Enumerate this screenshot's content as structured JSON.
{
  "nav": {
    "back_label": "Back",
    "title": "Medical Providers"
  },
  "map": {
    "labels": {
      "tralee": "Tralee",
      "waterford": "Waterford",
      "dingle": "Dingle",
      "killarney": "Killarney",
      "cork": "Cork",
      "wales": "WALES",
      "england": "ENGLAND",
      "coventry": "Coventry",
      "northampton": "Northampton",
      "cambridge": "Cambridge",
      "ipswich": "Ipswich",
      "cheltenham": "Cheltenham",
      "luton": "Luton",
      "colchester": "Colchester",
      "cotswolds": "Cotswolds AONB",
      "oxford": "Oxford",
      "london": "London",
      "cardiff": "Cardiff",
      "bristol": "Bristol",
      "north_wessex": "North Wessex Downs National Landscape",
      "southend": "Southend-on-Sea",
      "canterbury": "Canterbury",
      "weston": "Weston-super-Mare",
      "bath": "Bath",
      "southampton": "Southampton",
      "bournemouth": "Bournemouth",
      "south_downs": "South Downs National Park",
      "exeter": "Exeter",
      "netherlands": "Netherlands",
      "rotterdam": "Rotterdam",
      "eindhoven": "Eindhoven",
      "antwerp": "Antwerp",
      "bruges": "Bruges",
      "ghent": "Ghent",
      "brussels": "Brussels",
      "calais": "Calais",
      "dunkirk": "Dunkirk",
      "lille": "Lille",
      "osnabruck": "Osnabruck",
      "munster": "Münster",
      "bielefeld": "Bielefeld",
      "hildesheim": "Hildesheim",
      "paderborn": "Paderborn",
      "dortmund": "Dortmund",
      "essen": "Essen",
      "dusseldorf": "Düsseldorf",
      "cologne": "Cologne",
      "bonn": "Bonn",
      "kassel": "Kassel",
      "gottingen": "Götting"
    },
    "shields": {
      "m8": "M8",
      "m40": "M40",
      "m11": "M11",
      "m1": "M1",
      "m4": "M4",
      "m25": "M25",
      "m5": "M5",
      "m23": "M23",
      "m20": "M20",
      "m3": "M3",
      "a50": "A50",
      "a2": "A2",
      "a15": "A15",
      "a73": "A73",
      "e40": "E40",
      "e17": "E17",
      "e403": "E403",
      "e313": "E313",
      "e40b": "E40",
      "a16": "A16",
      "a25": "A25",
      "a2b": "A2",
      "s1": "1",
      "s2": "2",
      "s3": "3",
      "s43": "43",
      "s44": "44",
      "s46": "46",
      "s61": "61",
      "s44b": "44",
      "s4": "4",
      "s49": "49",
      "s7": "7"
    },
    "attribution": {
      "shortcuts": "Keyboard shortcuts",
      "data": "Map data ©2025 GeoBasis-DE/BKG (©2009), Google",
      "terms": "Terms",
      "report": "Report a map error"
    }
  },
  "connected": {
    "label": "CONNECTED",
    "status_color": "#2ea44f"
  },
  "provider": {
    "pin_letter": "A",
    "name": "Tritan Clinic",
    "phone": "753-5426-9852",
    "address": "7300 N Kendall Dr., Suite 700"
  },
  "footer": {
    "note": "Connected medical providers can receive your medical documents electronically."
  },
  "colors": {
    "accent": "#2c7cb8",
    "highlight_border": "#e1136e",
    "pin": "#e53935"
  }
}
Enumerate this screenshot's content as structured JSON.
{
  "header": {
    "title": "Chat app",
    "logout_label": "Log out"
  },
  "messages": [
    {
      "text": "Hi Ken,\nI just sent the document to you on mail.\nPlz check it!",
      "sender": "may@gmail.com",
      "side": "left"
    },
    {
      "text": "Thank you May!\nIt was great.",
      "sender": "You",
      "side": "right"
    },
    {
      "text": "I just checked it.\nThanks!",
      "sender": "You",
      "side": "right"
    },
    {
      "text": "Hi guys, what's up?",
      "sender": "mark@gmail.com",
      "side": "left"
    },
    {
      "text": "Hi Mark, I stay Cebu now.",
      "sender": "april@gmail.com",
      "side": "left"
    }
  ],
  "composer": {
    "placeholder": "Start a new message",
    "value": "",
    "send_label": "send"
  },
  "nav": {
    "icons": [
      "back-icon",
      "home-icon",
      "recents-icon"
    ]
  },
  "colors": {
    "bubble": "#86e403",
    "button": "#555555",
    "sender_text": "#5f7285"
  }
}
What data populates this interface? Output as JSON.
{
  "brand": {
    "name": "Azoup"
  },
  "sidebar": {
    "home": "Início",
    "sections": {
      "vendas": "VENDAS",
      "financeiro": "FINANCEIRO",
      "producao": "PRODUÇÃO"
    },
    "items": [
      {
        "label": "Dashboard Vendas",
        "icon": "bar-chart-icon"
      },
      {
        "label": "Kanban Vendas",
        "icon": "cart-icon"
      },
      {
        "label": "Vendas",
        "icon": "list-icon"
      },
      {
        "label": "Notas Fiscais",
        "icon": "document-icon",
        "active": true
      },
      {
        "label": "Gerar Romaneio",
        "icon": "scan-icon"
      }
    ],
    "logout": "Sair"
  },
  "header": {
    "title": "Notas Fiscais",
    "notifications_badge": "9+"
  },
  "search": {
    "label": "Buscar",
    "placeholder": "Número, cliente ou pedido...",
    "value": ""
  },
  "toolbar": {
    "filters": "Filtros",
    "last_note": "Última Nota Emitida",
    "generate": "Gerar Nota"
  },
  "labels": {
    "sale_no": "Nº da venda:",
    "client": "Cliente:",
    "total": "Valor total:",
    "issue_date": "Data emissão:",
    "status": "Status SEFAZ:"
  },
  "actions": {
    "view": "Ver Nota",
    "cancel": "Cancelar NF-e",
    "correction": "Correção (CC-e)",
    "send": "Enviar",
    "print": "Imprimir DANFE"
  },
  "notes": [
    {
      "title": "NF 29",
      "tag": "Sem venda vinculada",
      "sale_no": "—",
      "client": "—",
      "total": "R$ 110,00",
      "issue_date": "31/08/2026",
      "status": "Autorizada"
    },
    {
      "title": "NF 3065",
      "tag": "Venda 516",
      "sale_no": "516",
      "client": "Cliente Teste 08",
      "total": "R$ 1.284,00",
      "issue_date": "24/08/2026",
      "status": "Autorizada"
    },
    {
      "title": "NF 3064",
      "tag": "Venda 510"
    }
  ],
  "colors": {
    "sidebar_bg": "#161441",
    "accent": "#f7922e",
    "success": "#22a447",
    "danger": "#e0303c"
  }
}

____________________

### Task details
Find the lines holding "Notas" and list every one.

### Expected answer
        "label": "Notas Fiscais",
    "title": "Notas Fiscais",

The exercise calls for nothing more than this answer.